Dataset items
--- START ---
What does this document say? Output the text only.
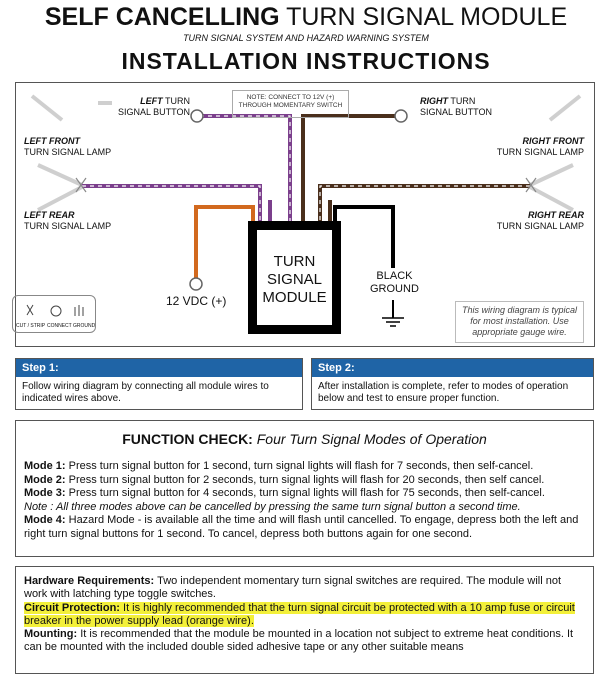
SELF CANCELLING TURN SIGNAL MODULE
TURN SIGNAL SYSTEM AND HAZARD WARNING SYSTEM
INSTALLATION INSTRUCTIONS
LEFT TURN
SIGNAL BUTTON
RIGHT TURN
SIGNAL BUTTON
LEFT FRONT
TURN SIGNAL LAMP
LEFT REAR
TURN SIGNAL LAMP
RIGHT FRONT
TURN SIGNAL LAMP
RIGHT REAR
TURN SIGNAL LAMP
NOTE: CONNECT TO 12V (+)
THROUGH MOMENTARY SWITCH
TURN
SIGNAL
MODULE
12 VDC (+)
BLACK
GROUND
This wiring diagram is typical for most installation. Use appropriate gauge wire.
CUT / STRIP CONNECT GROUND
Step 1:
Follow wiring diagram by connecting all module wires to indicated wires above.
Step 2:
After installation is complete, refer to modes of operation below and test to ensure proper function.
FUNCTION CHECK: Four Turn Signal Modes of Operation
Mode 1: Press turn signal button for 1 second, turn signal lights will flash for 7 seconds, then self-cancel.
Mode 2: Press turn signal button for 2 seconds, turn signal lights will flash for 20 seconds, then self cancel.
Mode 3: Press turn signal button for 4 seconds, turn signal lights will flash for 75 seconds, then self-cancel.
Note : All three modes above can be cancelled by pressing the same turn signal button a second time.
Mode 4: Hazard Mode - is available all the time and will flash until cancelled. To engage, depress both the left and right turn signal buttons for 1 second. To cancel, depress both buttons again for one second.
Hardware Requirements: Two independent momentary turn signal switches are required. The module will not work with latching type toggle switches.
Circuit Protection: It is highly recommended that the turn signal circuit be protected with a 10 amp fuse or circuit breaker in the power supply lead (orange wire).
Mounting: It is recommended that the module be mounted in a location not subject to extreme heat conditions. It can be mounted with the included double sided adhesive tape or any other suitable means
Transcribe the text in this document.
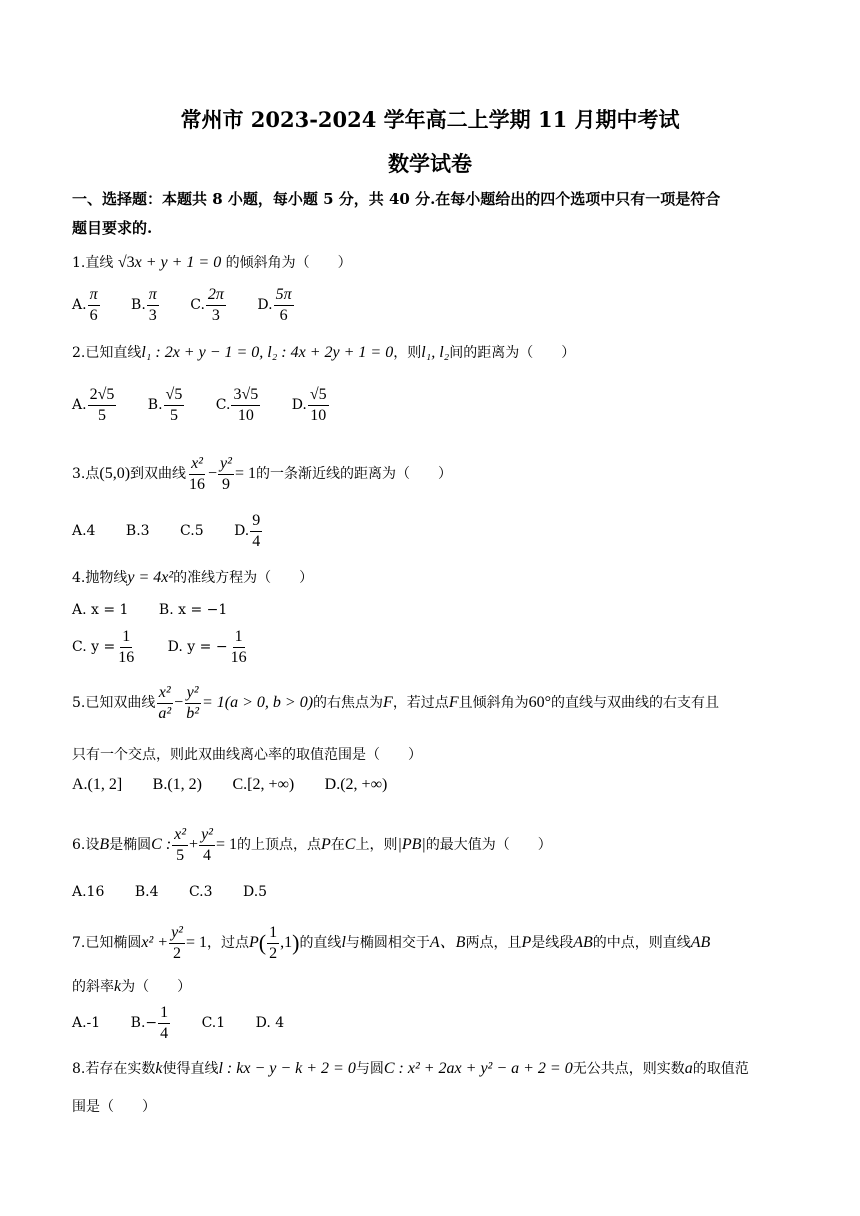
常州市 2023-2024 学年高二上学期 11 月期中考试
数学试卷
一、选择题：本题共 8 小题，每小题 5 分，共 40 分.在每小题给出的四个选项中只有一项是符合
题目要求的.
1.直线 √3x + y + 1 = 0 的倾斜角为（　　）
A. $\frac{\pi}{6} B$. $\frac{\pi}{3} C$. $\frac{2\pi}{3} D$. $\frac{5\pi}{6}$
2.已知直线l₁ : 2x + y − 1 = 0, l₂ : 4x + 2y + 1 = 0，则l₁, l₂间的距离为（　　）
A. $\frac{2√5}{5} B$. $\frac{√5}{5} C$. $\frac{3√5}{10} D$. $\frac{√5}{10}$
3.点(5,0)到双曲线 $\frac{\text{x²}}{16} - \frac{\text{y²}}{9} = 1$的一条渐近线的距离为（　　）
A.4 B.3 C.5 D. $\frac{9}{4}$
4.抛物线y = 4x²的准线方程为（　　）
A. x = 1 B. x = −1
C. $y = \frac{1}{16} D$. y = − $\frac{1}{16}$
5.已知双曲线 $\frac{\text{x²}}{\text{a²}} - \frac{\text{y²}}{\text{b²}} = 1(a > 0$, b > 0)的右焦点为F，若过点F且倾斜角为60°的直线与双曲线的右支有且
只有一个交点，则此双曲线离心率的取值范围是（　　）
A.(1, 2] B.(1, 2) C.[2, +∞) D.(2, +∞)
6.设B是椭圆C : $\frac{\text{x²}}{5} + \frac{\text{y²}}{4} = 1$的上顶点，点P在C上，则|PB|的最大值为（　　）
A.16 B.4 C.3 D.5
7.已知椭圆$x^2 + \frac{\text{y²}}{2} = 1$，过点$P( \frac{1}{2} ,1)$的直线l与椭圆相交于A、B两点，且P是线段AB的中点，则直线AB
的斜率k为（　　）
A.-1 $B.- \frac{1}{4} C.1$ D. 4
8.若存在实数k使得直线l : kx − y − k + 2 = 0与圆C : x² + 2ax + y² − a + 2 = 0无公共点，则实数a的取值范
围是（　　）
--- END ---
● Task objective
Output the records above exactly; leave out the pictures.

● Result below
What does this document say? Output the text only.
SELF CANCELLING TURN SIGNAL MODULE
TURN SIGNAL SYSTEM AND HAZARD WARNING SYSTEM
INSTALLATION INSTRUCTIONS
LEFT TURN
SIGNAL BUTTON
RIGHT TURN
SIGNAL BUTTON
LEFT FRONT
TURN SIGNAL LAMP
LEFT REAR
TURN SIGNAL LAMP
RIGHT FRONT
TURN SIGNAL LAMP
RIGHT REAR
TURN SIGNAL LAMP
NOTE: CONNECT TO 12V (+)
THROUGH MOMENTARY SWITCH
TURN
SIGNAL
MODULE
12 VDC (+)
BLACK
GROUND
This wiring diagram is typical for most installation. Use appropriate gauge wire.
CUT / STRIP CONNECT GROUND
Step 1:
Follow wiring diagram by connecting all module wires to indicated wires above.
Step 2:
After installation is complete, refer to modes of operation below and test to ensure proper function.
FUNCTION CHECK: Four Turn Signal Modes of Operation
Mode 1: Press turn signal button for 1 second, turn signal lights will flash for 7 seconds, then self-cancel.
Mode 2: Press turn signal button for 2 seconds, turn signal lights will flash for 20 seconds, then self cancel.
Mode 3: Press turn signal button for 4 seconds, turn signal lights will flash for 75 seconds, then self-cancel.
Note : All three modes above can be cancelled by pressing the same turn signal button a second time.
Mode 4: Hazard Mode - is available all the time and will flash until cancelled. To engage, depress both the left and right turn signal buttons for 1 second. To cancel, depress both buttons again for one second.
Hardware Requirements: Two independent momentary turn signal switches are required. The module will not work with latching type toggle switches.
Circuit Protection: It is highly recommended that the turn signal circuit be protected with a 10 amp fuse or circuit breaker in the power supply lead (orange wire).
Mounting: It is recommended that the module be mounted in a location not subject to extreme heat conditions. It can be mounted with the included double sided adhesive tape or any other suitable means
Transcribe the text in this document.
常州市 2023-2024 学年高二上学期 11 月期中考试
数学试卷
一、选择题：本题共 8 小题，每小题 5 分，共 40 分.在每小题给出的四个选项中只有一项是符合
题目要求的.
1.直线 √3x + y + 1 = 0 的倾斜角为（　　）
A. $\frac{\pi}{6} B$. $\frac{\pi}{3} C$. $\frac{2\pi}{3} D$. $\frac{5\pi}{6}$
2.已知直线l₁ : 2x + y − 1 = 0, l₂ : 4x + 2y + 1 = 0，则l₁, l₂间的距离为（　　）
A. $\frac{2√5}{5} B$. $\frac{√5}{5} C$. $\frac{3√5}{10} D$. $\frac{√5}{10}$
3.点(5,0)到双曲线 $\frac{\text{x²}}{16} - \frac{\text{y²}}{9} = 1$的一条渐近线的距离为（　　）
A.4 B.3 C.5 D. $\frac{9}{4}$
4.抛物线y = 4x²的准线方程为（　　）
A. x = 1 B. x = −1
C. $y = \frac{1}{16} D$. y = − $\frac{1}{16}$
5.已知双曲线 $\frac{\text{x²}}{\text{a²}} - \frac{\text{y²}}{\text{b²}} = 1(a > 0$, b > 0)的右焦点为F，若过点F且倾斜角为60°的直线与双曲线的右支有且
只有一个交点，则此双曲线离心率的取值范围是（　　）
A.(1, 2] B.(1, 2) C.[2, +∞) D.(2, +∞)
6.设B是椭圆C : $\frac{\text{x²}}{5} + \frac{\text{y²}}{4} = 1$的上顶点，点P在C上，则|PB|的最大值为（　　）
A.16 B.4 C.3 D.5
7.已知椭圆$x^2 + \frac{\text{y²}}{2} = 1$，过点$P( \frac{1}{2} ,1)$的直线l与椭圆相交于A、B两点，且P是线段AB的中点，则直线AB
的斜率k为（　　）
A.-1 $B.- \frac{1}{4} C.1$ D. 4
8.若存在实数k使得直线l : kx − y − k + 2 = 0与圆C : x² + 2ax + y² − a + 2 = 0无公共点，则实数a的取值范
围是（　　）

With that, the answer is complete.